*PROVIDED ENTRIES*
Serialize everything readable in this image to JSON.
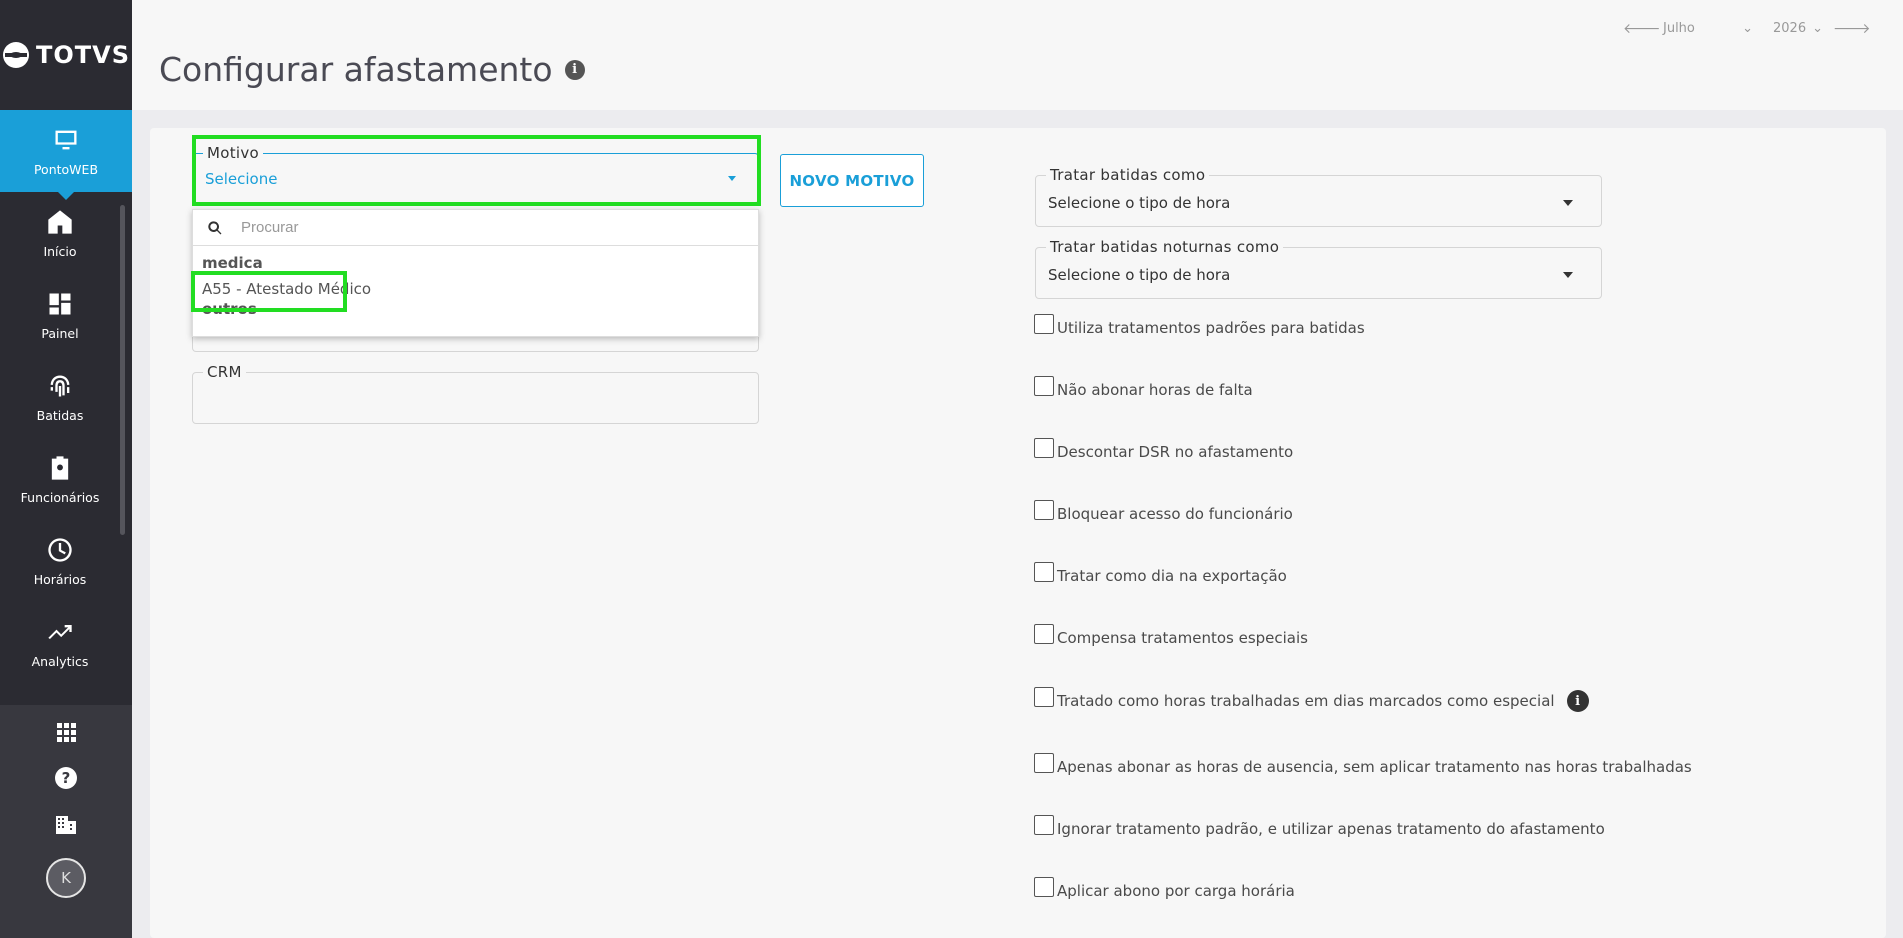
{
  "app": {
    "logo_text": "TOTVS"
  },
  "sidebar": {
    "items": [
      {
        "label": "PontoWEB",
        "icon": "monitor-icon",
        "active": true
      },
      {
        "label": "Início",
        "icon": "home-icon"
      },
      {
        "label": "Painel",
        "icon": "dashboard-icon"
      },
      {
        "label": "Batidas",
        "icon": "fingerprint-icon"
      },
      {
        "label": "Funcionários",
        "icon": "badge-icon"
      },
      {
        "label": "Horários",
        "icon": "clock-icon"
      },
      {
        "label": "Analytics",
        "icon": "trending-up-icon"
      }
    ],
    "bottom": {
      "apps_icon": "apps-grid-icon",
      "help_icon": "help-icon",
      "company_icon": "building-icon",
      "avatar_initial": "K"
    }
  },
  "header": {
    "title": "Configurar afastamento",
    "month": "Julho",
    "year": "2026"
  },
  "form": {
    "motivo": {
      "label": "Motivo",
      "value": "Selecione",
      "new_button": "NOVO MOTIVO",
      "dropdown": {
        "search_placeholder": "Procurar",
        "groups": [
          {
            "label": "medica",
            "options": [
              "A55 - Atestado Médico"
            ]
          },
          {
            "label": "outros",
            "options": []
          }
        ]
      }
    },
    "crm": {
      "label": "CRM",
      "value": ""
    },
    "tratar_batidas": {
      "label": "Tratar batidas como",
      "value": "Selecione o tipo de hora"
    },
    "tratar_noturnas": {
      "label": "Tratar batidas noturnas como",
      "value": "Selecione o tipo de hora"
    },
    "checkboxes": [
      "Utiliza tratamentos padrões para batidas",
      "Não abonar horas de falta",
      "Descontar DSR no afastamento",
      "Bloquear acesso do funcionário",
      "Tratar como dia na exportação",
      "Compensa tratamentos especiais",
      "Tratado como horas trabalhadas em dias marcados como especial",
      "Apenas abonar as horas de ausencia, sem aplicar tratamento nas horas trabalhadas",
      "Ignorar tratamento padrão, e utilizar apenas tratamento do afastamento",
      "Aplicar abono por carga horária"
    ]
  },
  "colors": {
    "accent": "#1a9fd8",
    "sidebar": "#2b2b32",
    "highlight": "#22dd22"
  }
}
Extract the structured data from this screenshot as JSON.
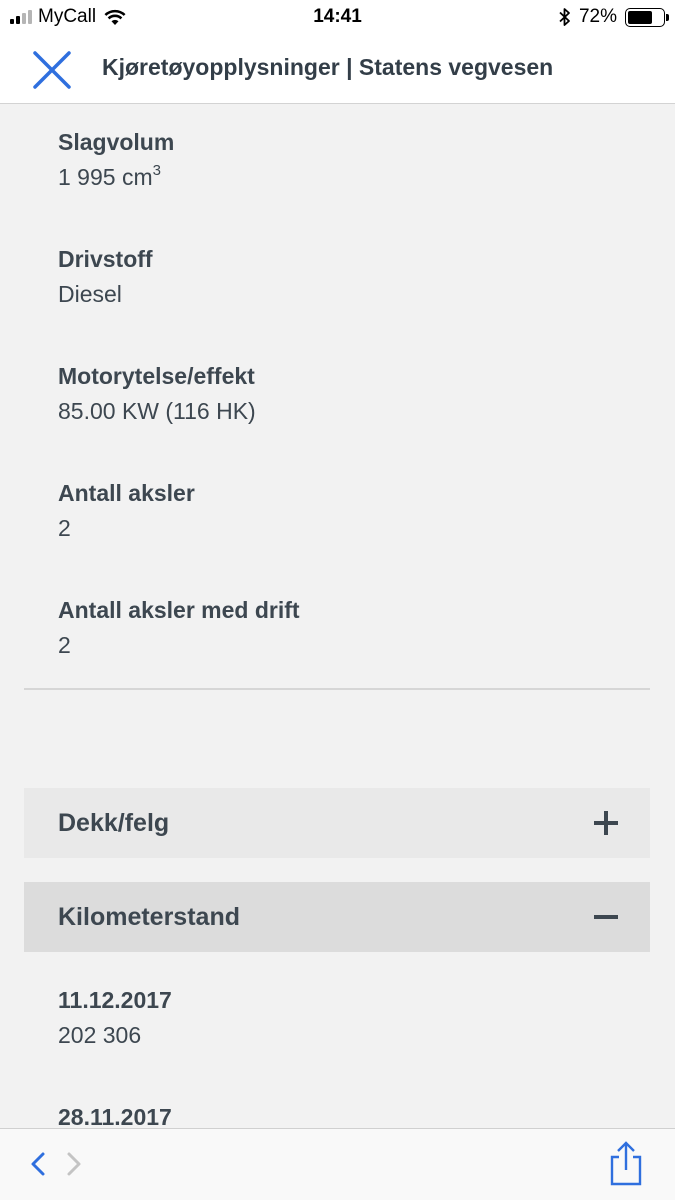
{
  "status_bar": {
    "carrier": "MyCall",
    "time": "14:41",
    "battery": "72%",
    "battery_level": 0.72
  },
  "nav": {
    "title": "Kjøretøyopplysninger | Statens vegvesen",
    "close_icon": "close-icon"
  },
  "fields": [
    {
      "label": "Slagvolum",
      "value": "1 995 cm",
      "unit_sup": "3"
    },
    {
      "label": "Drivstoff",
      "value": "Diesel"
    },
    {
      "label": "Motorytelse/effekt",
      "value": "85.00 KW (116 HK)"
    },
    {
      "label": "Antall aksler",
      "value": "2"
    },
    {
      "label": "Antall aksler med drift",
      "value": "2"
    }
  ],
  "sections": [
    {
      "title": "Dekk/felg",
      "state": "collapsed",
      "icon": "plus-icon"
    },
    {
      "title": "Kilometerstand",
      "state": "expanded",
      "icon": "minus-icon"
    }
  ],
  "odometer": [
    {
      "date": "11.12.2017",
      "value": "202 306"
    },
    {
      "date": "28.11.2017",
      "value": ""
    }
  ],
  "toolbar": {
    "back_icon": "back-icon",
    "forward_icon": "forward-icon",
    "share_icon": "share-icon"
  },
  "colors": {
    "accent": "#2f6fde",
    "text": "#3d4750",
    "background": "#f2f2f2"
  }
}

*WORK TO DO*
Copy out the listing exactly as it stands, but not the pictures.

*SOLUTION FOR THIS EXERCISE*
Serialize everything readable in this image to JSON.
{
  "app": {
    "logo_text": "TOTVS"
  },
  "sidebar": {
    "items": [
      {
        "label": "PontoWEB",
        "icon": "monitor-icon",
        "active": true
      },
      {
        "label": "Início",
        "icon": "home-icon"
      },
      {
        "label": "Painel",
        "icon": "dashboard-icon"
      },
      {
        "label": "Batidas",
        "icon": "fingerprint-icon"
      },
      {
        "label": "Funcionários",
        "icon": "badge-icon"
      },
      {
        "label": "Horários",
        "icon": "clock-icon"
      },
      {
        "label": "Analytics",
        "icon": "trending-up-icon"
      }
    ],
    "bottom": {
      "apps_icon": "apps-grid-icon",
      "help_icon": "help-icon",
      "company_icon": "building-icon",
      "avatar_initial": "K"
    }
  },
  "header": {
    "title": "Configurar afastamento",
    "month": "Julho",
    "year": "2026"
  },
  "form": {
    "motivo": {
      "label": "Motivo",
      "value": "Selecione",
      "new_button": "NOVO MOTIVO",
      "dropdown": {
        "search_placeholder": "Procurar",
        "groups": [
          {
            "label": "medica",
            "options": [
              "A55 - Atestado Médico"
            ]
          },
          {
            "label": "outros",
            "options": []
          }
        ]
      }
    },
    "crm": {
      "label": "CRM",
      "value": ""
    },
    "tratar_batidas": {
      "label": "Tratar batidas como",
      "value": "Selecione o tipo de hora"
    },
    "tratar_noturnas": {
      "label": "Tratar batidas noturnas como",
      "value": "Selecione o tipo de hora"
    },
    "checkboxes": [
      "Utiliza tratamentos padrões para batidas",
      "Não abonar horas de falta",
      "Descontar DSR no afastamento",
      "Bloquear acesso do funcionário",
      "Tratar como dia na exportação",
      "Compensa tratamentos especiais",
      "Tratado como horas trabalhadas em dias marcados como especial",
      "Apenas abonar as horas de ausencia, sem aplicar tratamento nas horas trabalhadas",
      "Ignorar tratamento padrão, e utilizar apenas tratamento do afastamento",
      "Aplicar abono por carga horária"
    ]
  },
  "colors": {
    "accent": "#1a9fd8",
    "sidebar": "#2b2b32",
    "highlight": "#22dd22"
  }
}
Extract the structured data from this screenshot as JSON.
{
  "status_bar": {
    "carrier": "MyCall",
    "time": "14:41",
    "battery": "72%",
    "battery_level": 0.72
  },
  "nav": {
    "title": "Kjøretøyopplysninger | Statens vegvesen",
    "close_icon": "close-icon"
  },
  "fields": [
    {
      "label": "Slagvolum",
      "value": "1 995 cm",
      "unit_sup": "3"
    },
    {
      "label": "Drivstoff",
      "value": "Diesel"
    },
    {
      "label": "Motorytelse/effekt",
      "value": "85.00 KW (116 HK)"
    },
    {
      "label": "Antall aksler",
      "value": "2"
    },
    {
      "label": "Antall aksler med drift",
      "value": "2"
    }
  ],
  "sections": [
    {
      "title": "Dekk/felg",
      "state": "collapsed",
      "icon": "plus-icon"
    },
    {
      "title": "Kilometerstand",
      "state": "expanded",
      "icon": "minus-icon"
    }
  ],
  "odometer": [
    {
      "date": "11.12.2017",
      "value": "202 306"
    },
    {
      "date": "28.11.2017",
      "value": ""
    }
  ],
  "toolbar": {
    "back_icon": "back-icon",
    "forward_icon": "forward-icon",
    "share_icon": "share-icon"
  },
  "colors": {
    "accent": "#2f6fde",
    "text": "#3d4750",
    "background": "#f2f2f2"
  }
}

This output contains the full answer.